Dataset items
begin

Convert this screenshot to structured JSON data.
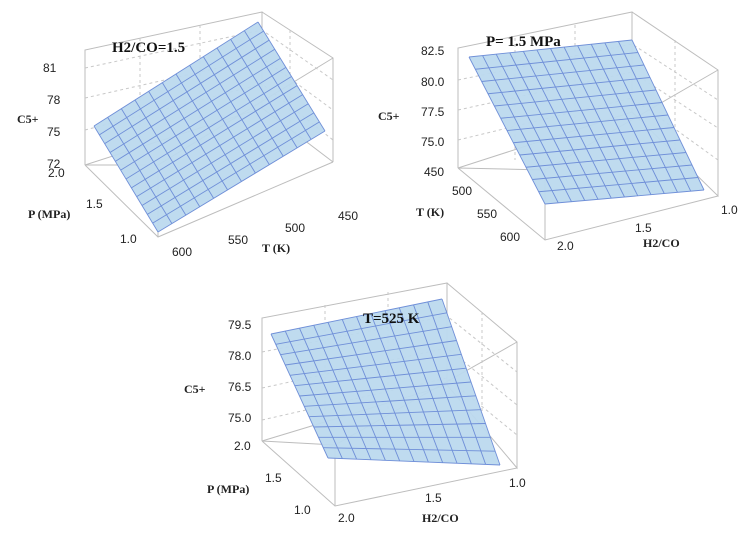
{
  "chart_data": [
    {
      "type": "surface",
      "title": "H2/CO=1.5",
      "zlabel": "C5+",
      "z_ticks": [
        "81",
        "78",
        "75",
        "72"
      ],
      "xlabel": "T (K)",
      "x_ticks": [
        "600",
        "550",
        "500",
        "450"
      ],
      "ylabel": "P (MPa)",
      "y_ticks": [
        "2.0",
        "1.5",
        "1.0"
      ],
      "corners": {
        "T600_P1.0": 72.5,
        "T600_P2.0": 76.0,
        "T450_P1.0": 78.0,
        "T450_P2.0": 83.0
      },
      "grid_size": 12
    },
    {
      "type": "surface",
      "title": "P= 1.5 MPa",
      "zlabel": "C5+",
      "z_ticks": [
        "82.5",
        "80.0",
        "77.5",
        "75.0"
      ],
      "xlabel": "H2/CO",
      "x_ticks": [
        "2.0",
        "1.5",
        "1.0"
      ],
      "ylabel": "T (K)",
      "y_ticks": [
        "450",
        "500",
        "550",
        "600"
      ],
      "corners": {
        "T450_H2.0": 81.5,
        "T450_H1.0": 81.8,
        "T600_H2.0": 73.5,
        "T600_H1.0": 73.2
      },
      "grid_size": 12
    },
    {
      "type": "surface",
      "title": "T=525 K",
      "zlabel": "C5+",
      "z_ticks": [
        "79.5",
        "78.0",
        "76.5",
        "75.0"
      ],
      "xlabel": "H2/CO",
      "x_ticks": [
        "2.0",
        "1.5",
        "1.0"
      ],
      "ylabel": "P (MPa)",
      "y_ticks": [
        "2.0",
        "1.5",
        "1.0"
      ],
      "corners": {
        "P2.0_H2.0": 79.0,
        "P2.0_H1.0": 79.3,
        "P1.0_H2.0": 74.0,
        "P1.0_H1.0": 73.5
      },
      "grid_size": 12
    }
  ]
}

end
begin

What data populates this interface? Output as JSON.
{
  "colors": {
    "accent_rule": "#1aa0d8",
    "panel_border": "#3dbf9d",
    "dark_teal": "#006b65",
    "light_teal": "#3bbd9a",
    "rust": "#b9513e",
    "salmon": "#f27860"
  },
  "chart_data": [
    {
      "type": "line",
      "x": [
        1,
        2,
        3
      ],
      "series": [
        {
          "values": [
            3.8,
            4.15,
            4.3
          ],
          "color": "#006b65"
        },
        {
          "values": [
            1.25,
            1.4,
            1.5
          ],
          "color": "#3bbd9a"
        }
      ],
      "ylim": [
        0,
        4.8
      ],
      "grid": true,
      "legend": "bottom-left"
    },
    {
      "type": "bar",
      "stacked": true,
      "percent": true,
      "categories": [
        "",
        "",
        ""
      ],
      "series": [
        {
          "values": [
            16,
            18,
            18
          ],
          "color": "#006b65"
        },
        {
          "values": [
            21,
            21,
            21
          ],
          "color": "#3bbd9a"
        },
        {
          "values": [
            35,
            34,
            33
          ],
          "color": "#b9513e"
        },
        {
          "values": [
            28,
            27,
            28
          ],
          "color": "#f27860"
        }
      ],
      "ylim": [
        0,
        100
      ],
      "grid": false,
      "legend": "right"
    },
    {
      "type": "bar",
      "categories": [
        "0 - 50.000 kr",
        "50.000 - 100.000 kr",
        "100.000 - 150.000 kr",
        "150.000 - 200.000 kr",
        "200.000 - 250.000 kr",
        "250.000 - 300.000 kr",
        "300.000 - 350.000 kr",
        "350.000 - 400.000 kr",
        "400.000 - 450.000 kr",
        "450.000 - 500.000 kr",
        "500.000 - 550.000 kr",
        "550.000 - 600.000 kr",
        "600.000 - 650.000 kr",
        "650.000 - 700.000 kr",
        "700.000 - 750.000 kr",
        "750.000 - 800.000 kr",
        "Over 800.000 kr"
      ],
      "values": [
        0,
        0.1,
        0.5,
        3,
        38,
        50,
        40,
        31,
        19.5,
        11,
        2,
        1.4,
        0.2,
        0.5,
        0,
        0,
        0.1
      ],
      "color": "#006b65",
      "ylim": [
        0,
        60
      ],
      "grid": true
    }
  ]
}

end
begin

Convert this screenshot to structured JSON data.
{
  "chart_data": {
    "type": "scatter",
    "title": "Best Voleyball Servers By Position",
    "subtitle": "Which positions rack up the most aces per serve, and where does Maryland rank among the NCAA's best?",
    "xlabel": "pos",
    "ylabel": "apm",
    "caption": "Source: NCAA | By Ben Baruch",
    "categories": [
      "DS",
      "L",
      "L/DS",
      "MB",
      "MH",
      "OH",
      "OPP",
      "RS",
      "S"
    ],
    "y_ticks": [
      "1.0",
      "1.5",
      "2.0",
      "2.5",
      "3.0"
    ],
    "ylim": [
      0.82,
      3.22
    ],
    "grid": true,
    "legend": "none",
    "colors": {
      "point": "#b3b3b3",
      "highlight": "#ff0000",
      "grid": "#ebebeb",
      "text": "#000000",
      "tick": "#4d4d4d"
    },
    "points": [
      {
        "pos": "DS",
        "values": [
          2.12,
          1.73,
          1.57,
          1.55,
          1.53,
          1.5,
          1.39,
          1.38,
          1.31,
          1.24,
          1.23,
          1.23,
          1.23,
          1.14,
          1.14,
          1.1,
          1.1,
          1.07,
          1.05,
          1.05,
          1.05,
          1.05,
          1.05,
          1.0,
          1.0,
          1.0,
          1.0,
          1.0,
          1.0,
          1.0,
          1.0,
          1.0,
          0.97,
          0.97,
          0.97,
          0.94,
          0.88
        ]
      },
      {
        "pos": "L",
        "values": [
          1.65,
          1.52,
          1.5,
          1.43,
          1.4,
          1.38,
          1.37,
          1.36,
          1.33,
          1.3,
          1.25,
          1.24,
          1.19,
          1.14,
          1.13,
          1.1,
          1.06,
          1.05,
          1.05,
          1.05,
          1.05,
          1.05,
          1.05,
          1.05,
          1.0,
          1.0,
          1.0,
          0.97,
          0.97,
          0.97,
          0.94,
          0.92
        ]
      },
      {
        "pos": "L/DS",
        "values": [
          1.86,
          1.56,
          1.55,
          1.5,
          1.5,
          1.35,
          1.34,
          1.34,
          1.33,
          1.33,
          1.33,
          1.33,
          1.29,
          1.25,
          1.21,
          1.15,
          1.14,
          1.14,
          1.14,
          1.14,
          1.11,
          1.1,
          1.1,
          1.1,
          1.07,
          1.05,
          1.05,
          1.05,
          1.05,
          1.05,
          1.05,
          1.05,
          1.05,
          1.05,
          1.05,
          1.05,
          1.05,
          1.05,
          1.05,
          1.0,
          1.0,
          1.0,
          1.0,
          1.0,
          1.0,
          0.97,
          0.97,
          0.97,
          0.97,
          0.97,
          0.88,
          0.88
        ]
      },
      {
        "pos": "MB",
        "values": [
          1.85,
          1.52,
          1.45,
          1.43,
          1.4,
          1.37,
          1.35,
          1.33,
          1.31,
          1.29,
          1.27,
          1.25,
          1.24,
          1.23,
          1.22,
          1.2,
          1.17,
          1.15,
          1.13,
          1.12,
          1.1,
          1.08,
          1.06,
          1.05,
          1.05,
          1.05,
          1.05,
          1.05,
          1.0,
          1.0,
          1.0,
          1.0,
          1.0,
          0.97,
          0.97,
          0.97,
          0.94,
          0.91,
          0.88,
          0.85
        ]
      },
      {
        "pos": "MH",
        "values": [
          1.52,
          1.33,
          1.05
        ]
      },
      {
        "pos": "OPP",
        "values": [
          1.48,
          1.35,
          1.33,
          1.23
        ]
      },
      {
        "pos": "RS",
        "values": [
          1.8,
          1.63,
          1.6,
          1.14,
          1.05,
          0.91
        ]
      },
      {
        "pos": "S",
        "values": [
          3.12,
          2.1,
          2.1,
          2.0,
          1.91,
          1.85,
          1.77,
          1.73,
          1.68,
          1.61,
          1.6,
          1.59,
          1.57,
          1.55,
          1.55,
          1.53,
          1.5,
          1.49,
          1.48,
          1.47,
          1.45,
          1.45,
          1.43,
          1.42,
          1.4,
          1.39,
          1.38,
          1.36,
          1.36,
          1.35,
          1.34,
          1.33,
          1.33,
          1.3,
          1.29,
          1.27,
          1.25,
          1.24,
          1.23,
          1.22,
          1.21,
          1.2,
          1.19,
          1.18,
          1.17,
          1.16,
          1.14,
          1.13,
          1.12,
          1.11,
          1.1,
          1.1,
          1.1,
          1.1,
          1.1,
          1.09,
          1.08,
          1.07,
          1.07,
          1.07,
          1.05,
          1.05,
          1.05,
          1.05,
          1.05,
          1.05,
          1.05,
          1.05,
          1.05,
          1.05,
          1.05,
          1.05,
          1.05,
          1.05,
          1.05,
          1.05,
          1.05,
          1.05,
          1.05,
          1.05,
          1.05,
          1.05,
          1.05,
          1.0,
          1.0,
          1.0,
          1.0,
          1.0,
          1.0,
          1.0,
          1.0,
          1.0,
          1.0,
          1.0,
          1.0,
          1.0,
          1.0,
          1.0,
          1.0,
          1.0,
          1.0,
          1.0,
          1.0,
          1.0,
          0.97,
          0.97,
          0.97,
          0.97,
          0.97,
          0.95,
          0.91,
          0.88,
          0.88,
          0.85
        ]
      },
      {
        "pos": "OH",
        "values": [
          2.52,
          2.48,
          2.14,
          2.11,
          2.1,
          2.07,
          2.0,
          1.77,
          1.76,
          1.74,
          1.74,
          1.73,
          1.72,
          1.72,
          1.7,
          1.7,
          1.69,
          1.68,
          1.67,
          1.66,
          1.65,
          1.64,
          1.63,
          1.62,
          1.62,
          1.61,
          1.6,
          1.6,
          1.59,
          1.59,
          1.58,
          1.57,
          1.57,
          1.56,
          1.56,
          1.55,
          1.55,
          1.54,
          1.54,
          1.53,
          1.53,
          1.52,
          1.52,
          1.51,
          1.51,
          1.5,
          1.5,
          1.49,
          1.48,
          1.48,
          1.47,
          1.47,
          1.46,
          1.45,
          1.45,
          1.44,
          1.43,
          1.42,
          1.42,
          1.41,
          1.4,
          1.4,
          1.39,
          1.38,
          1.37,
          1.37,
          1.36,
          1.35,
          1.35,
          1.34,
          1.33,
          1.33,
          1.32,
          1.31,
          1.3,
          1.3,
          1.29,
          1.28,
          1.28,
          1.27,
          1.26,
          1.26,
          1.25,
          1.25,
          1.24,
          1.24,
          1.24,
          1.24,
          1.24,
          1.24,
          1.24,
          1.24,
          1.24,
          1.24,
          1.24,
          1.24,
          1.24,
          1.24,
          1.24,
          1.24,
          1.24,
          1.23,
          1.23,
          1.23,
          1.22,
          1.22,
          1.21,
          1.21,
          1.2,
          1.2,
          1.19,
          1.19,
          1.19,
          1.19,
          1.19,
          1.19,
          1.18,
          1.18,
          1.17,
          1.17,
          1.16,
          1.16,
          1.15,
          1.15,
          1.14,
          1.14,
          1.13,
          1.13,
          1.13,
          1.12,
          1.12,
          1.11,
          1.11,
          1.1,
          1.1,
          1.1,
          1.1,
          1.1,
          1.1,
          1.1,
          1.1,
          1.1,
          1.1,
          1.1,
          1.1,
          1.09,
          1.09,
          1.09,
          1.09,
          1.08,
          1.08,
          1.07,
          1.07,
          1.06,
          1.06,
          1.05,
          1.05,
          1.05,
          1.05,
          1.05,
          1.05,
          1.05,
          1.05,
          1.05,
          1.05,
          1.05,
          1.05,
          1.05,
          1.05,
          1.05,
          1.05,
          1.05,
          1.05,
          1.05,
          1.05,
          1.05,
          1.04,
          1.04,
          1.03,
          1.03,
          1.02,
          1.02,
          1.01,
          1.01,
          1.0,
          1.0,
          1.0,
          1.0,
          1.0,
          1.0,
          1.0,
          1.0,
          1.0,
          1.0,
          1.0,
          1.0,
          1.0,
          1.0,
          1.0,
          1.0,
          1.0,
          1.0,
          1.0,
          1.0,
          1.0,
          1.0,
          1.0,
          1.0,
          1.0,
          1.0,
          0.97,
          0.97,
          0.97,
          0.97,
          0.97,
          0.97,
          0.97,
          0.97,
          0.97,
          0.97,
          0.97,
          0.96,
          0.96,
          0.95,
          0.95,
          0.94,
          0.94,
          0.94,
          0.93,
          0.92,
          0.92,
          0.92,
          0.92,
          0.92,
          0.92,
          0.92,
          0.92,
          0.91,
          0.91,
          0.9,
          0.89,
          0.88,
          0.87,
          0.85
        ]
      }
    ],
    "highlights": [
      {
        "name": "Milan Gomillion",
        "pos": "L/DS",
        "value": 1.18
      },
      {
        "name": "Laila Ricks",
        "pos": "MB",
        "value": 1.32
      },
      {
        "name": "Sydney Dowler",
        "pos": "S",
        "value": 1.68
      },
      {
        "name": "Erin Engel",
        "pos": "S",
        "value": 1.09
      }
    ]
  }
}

end

## What you need to do
Copy out every line holding the string "legend".

## Full output
      "legend": "bottom-left"
      "legend": "right"
    "legend": "none",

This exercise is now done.